### To do
Every record must be transcribed in its entirety, apart from the images, which are to be omitted.

----- Records shown -----

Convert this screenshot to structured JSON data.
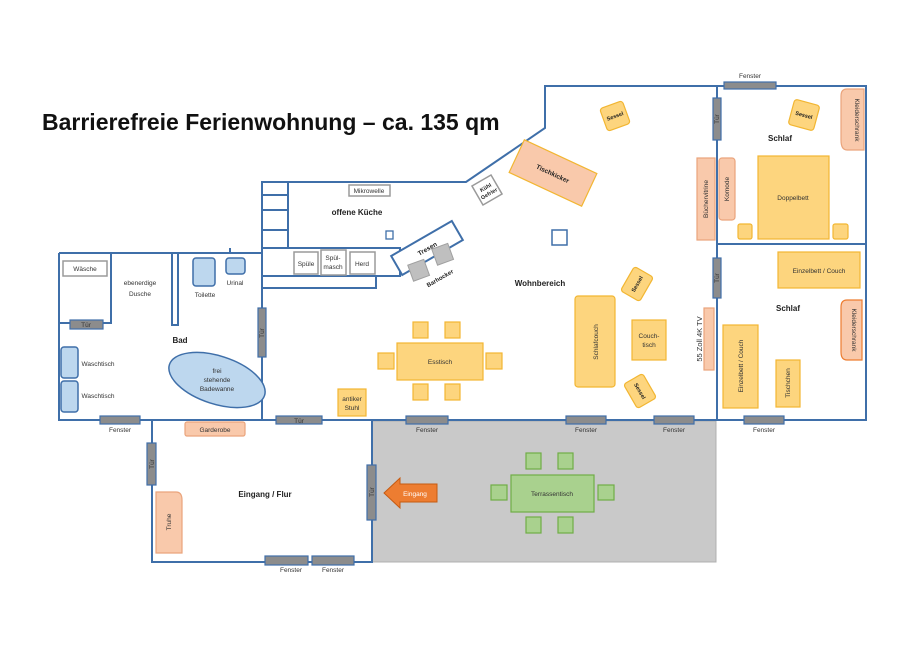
{
  "title": "Barrierefreie Ferienwohnung – ca. 135 qm",
  "rooms": {
    "bad": "Bad",
    "kueche": "offene Küche",
    "wohn": "Wohnbereich",
    "schlaf1": "Schlaf",
    "schlaf2": "Schlaf",
    "flur": "Eingang / Flur"
  },
  "labels": {
    "door": "Tür",
    "window": "Fenster",
    "waesche": "Wäsche",
    "dusche1": "ebenerdige",
    "dusche2": "Dusche",
    "toilette": "Toilette",
    "urinal": "Urinal",
    "waschtisch": "Waschtisch",
    "wanne1": "frei",
    "wanne2": "stehende",
    "wanne3": "Badewanne",
    "garderobe": "Garderobe",
    "stuhl1": "antiker",
    "stuhl2": "Stuhl",
    "esstisch": "Esstisch",
    "schlafcouch": "Schlafcouch",
    "couchtisch1": "Couch-",
    "couchtisch2": "tisch",
    "sessel": "Sessel",
    "mikrowelle": "Mikrowelle",
    "spuele": "Spüle",
    "spuelmasch1": "Spül-",
    "spuelmasch2": "masch",
    "herd": "Herd",
    "tresen": "Tresen",
    "barhocker": "Barhocker",
    "kuehl1": "Kühl",
    "kuehl2": "Gefrier",
    "tischkicker": "Tischkicker",
    "buechervitrine": "Büchervitrine",
    "komode": "Komode",
    "doppelbett": "Doppelbett",
    "kleiderschrank": "Kleiderschrank",
    "einzelbett": "Einzelbett / Couch",
    "tischchen": "Tischchen",
    "tv": "55 Zoll 4K TV",
    "truhe": "Truhe",
    "eingang": "Eingang",
    "terrassentisch": "Terrassentisch"
  },
  "colors": {
    "wall": "#3f6fa9",
    "furniture": "#fdd57e",
    "cabinet": "#f9c9ab",
    "bath": "#bdd7ee",
    "terrace": "#c8c8c8",
    "garden": "#a9d18e",
    "entrance": "#ed7d31"
  }
}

-----

### Expected output
Convert this screenshot to structured JSON data.
{
  "title": "Barrierefreie Ferienwohnung – ca. 135 qm",
  "rooms": {
    "bad": "Bad",
    "kueche": "offene Küche",
    "wohn": "Wohnbereich",
    "schlaf1": "Schlaf",
    "schlaf2": "Schlaf",
    "flur": "Eingang / Flur"
  },
  "labels": {
    "door": "Tür",
    "window": "Fenster",
    "waesche": "Wäsche",
    "dusche1": "ebenerdige",
    "dusche2": "Dusche",
    "toilette": "Toilette",
    "urinal": "Urinal",
    "waschtisch": "Waschtisch",
    "wanne1": "frei",
    "wanne2": "stehende",
    "wanne3": "Badewanne",
    "garderobe": "Garderobe",
    "stuhl1": "antiker",
    "stuhl2": "Stuhl",
    "esstisch": "Esstisch",
    "schlafcouch": "Schlafcouch",
    "couchtisch1": "Couch-",
    "couchtisch2": "tisch",
    "sessel": "Sessel",
    "mikrowelle": "Mikrowelle",
    "spuele": "Spüle",
    "spuelmasch1": "Spül-",
    "spuelmasch2": "masch",
    "herd": "Herd",
    "tresen": "Tresen",
    "barhocker": "Barhocker",
    "kuehl1": "Kühl",
    "kuehl2": "Gefrier",
    "tischkicker": "Tischkicker",
    "buechervitrine": "Büchervitrine",
    "komode": "Komode",
    "doppelbett": "Doppelbett",
    "kleiderschrank": "Kleiderschrank",
    "einzelbett": "Einzelbett / Couch",
    "tischchen": "Tischchen",
    "tv": "55 Zoll 4K TV",
    "truhe": "Truhe",
    "eingang": "Eingang",
    "terrassentisch": "Terrassentisch"
  },
  "colors": {
    "wall": "#3f6fa9",
    "furniture": "#fdd57e",
    "cabinet": "#f9c9ab",
    "bath": "#bdd7ee",
    "terrace": "#c8c8c8",
    "garden": "#a9d18e",
    "entrance": "#ed7d31"
  }
}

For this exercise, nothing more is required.